Items from a collection:

|---|

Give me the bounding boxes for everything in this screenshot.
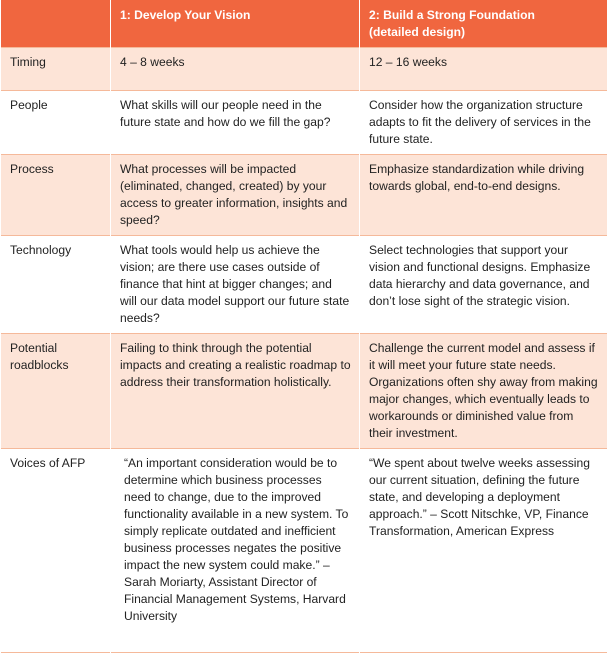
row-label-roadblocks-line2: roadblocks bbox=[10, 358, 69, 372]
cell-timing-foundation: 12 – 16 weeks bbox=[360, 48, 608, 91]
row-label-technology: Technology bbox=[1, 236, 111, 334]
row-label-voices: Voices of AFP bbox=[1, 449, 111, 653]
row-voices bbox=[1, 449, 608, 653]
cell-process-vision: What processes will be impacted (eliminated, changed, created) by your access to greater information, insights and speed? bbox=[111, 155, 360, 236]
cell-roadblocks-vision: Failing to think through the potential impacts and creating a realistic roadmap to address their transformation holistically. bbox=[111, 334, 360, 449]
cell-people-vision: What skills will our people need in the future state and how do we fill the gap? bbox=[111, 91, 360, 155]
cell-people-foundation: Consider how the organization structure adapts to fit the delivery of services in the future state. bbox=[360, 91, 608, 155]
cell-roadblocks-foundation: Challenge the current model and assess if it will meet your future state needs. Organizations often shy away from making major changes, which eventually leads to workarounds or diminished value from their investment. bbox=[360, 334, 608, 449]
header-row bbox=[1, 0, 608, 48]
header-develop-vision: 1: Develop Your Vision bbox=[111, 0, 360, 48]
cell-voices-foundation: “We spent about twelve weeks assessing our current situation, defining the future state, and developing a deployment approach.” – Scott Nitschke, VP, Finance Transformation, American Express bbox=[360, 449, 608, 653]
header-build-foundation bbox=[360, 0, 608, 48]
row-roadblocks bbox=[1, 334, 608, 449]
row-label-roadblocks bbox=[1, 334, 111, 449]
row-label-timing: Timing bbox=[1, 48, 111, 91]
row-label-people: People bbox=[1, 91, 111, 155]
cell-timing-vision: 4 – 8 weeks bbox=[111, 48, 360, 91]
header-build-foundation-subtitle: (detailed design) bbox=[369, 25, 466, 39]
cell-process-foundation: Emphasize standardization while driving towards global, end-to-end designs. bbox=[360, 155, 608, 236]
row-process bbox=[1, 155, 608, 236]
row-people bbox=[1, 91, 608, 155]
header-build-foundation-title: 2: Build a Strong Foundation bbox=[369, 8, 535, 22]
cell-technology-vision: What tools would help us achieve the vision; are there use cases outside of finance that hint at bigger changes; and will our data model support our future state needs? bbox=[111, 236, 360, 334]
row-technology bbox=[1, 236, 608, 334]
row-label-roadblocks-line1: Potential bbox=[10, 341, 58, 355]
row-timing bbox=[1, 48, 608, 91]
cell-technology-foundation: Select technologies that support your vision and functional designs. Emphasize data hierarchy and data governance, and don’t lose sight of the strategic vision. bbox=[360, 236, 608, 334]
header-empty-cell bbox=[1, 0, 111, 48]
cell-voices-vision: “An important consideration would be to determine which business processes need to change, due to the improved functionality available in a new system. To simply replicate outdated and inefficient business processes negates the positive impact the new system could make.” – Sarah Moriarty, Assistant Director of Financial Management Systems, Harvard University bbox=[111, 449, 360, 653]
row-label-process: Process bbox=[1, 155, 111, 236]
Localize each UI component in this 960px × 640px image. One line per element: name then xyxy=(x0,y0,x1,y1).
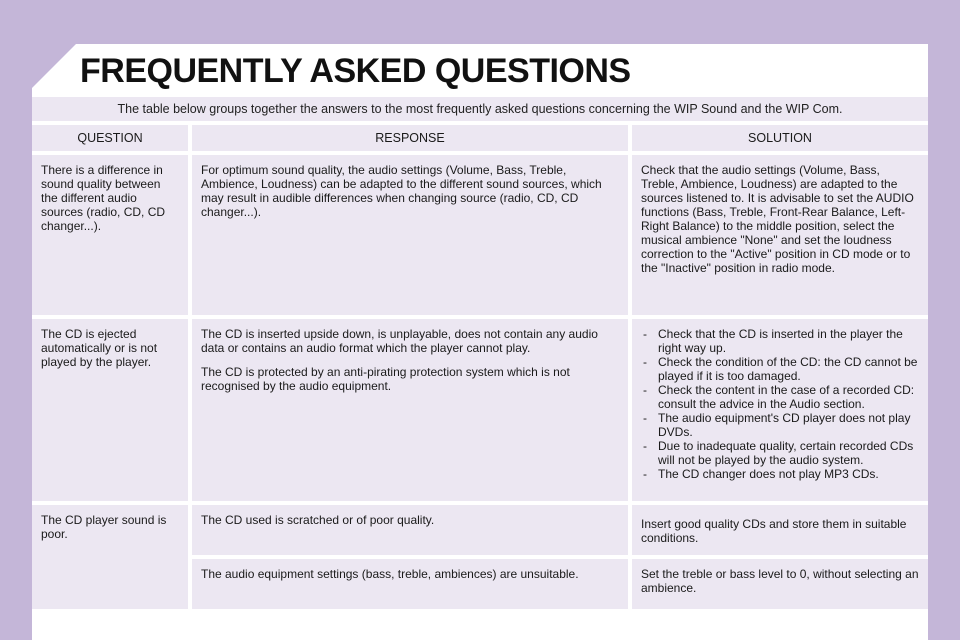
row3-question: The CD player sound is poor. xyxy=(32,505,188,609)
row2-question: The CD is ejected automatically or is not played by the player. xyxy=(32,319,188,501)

|---|

Work required — Write out every line of the items above as a JSON list of strings, one string per line, skipping blank lines. Leave the pictures out.

Final answer —
[
  "Give me the bounding boxes for everything in this screenshot.",
  "row-label-roadblocks-line2: roadblocks bbox=[10, 358, 69, 372]",
  "cell-timing-foundation: 12 – 16 weeks bbox=[360, 48, 608, 91]",
  "row-label-technology: Technology bbox=[1, 236, 111, 334]",
  "row-label-voices: Voices of AFP bbox=[1, 449, 111, 653]",
  "row-voices bbox=[1, 449, 608, 653]",
  "cell-process-vision: What processes will be impacted (eliminated, changed, created) by your access to greater information, insights and speed? bbox=[111, 155, 360, 236]",
  "cell-roadblocks-vision: Failing to think through the potential impacts and creating a realistic roadmap to address their transformation holistically. bbox=[111, 334, 360, 449]",
  "cell-people-vision: What skills will our people need in the future state and how do we fill the gap? bbox=[111, 91, 360, 155]",
  "cell-people-foundation: Consider how the organization structure adapts to fit the delivery of services in the future state. bbox=[360, 91, 608, 155]",
  "cell-roadblocks-foundation: Challenge the current model and assess if it will meet your future state needs. Organizations often shy away from making major changes, which eventually leads to workarounds or diminished value from their investment. bbox=[360, 334, 608, 449]",
  "header-row bbox=[1, 0, 608, 48]",
  "header-develop-vision: 1: Develop Your Vision bbox=[111, 0, 360, 48]",
  "cell-voices-foundation: “We spent about twelve weeks assessing our current situation, defining the future state, and developing a deployment approach.” – Scott Nitschke, VP, Finance Transformation, American Express bbox=[360, 449, 608, 653]",
  "header-build-foundation bbox=[360, 0, 608, 48]",
  "row-roadblocks bbox=[1, 334, 608, 449]",
  "row-label-roadblocks bbox=[1, 334, 111, 449]",
  "row-label-timing: Timing bbox=[1, 48, 111, 91]",
  "row-label-people: People bbox=[1, 91, 111, 155]",
  "cell-timing-vision: 4 – 8 weeks bbox=[111, 48, 360, 91]",
  "header-build-foundation-subtitle: (detailed design) bbox=[369, 25, 466, 39]",
  "cell-process-foundation: Emphasize standardization while driving towards global, end-to-end designs. bbox=[360, 155, 608, 236]",
  "row-process bbox=[1, 155, 608, 236]",
  "row-people bbox=[1, 91, 608, 155]",
  "header-build-foundation-title: 2: Build a Strong Foundation bbox=[369, 8, 535, 22]",
  "cell-technology-vision: What tools would help us achieve the vision; are there use cases outside of finance that hint at bigger changes; and will our data model support our future state needs? bbox=[111, 236, 360, 334]",
  "row-technology bbox=[1, 236, 608, 334]",
  "row-label-roadblocks-line1: Potential bbox=[10, 341, 58, 355]",
  "row-timing bbox=[1, 48, 608, 91]",
  "cell-technology-foundation: Select technologies that support your vision and functional designs. Emphasize data hierarchy and data governance, and don’t lose sight of the strategic vision. bbox=[360, 236, 608, 334]",
  "header-empty-cell bbox=[1, 0, 111, 48]",
  "cell-voices-vision: “An important consideration would be to determine which business processes need to change, due to the improved functionality available in a new system. To simply replicate outdated and inefficient business processes negates the positive impact the new system could make.” – Sarah Moriarty, Assistant Director of Financial Management Systems, Harvard University bbox=[111, 449, 360, 653]",
  "row-label-process: Process bbox=[1, 155, 111, 236]",
  "Localize each UI component in this 960px × 640px image. One line per element: name then xyxy=(x0,y0,x1,y1).",
  "row3-question: The CD player sound is poor. xyxy=(32,505,188,609)",
  "row2-question: The CD is ejected automatically or is not played by the player. xyxy=(32,319,188,501)"
]